_Task objective:_ Locate each line of the material that contains "Education", then return it.

== Extracted data

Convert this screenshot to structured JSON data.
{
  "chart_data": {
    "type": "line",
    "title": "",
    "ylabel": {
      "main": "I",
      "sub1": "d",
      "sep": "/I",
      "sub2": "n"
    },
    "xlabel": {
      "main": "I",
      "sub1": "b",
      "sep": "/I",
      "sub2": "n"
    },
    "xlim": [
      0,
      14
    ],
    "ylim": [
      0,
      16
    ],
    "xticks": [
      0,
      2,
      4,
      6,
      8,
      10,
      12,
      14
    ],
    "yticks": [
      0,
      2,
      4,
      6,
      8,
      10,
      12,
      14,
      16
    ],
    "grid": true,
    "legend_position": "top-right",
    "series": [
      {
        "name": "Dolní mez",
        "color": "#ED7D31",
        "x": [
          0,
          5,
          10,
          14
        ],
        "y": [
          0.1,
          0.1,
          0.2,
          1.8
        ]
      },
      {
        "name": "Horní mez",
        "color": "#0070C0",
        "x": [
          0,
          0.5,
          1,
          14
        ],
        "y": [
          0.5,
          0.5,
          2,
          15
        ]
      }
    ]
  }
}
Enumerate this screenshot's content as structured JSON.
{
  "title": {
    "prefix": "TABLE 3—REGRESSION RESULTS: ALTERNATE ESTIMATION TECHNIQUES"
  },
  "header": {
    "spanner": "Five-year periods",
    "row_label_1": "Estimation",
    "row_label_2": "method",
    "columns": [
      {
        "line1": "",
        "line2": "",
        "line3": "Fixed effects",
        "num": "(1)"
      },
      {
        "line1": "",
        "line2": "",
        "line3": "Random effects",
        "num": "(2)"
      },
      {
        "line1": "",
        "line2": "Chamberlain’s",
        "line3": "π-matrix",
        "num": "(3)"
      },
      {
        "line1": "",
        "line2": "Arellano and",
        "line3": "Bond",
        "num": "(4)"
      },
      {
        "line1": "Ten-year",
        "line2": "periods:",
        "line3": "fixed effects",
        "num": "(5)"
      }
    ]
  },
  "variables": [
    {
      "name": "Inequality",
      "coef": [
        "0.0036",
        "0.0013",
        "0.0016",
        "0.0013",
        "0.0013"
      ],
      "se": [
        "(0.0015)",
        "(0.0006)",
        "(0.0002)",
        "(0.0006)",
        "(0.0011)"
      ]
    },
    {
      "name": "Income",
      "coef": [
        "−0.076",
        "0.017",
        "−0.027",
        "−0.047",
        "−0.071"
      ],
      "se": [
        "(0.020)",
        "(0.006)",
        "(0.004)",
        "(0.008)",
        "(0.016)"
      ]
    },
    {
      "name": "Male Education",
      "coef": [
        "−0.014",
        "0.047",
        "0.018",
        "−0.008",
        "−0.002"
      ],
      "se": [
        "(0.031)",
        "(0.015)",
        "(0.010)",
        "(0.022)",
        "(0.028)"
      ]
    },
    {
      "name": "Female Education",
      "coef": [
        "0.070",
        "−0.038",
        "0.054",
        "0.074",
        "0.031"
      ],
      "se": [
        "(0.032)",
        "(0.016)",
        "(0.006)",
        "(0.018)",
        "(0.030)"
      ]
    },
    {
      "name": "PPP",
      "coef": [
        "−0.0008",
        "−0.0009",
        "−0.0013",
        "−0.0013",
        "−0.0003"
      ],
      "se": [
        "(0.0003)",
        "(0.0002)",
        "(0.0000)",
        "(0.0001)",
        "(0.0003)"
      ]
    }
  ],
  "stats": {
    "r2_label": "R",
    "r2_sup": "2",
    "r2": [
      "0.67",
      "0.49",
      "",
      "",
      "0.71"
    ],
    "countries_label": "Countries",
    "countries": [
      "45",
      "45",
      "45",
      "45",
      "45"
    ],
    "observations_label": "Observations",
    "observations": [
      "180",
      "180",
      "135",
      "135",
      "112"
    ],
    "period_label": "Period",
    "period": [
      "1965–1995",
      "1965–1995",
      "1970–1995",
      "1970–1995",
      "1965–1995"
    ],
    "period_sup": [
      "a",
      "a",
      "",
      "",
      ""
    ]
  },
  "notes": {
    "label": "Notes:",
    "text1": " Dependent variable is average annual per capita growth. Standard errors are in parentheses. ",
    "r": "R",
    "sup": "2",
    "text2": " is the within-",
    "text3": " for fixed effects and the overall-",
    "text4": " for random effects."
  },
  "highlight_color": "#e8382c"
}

====

_Expected answer:_
      "name": "Male Education",
      "name": "Female Education",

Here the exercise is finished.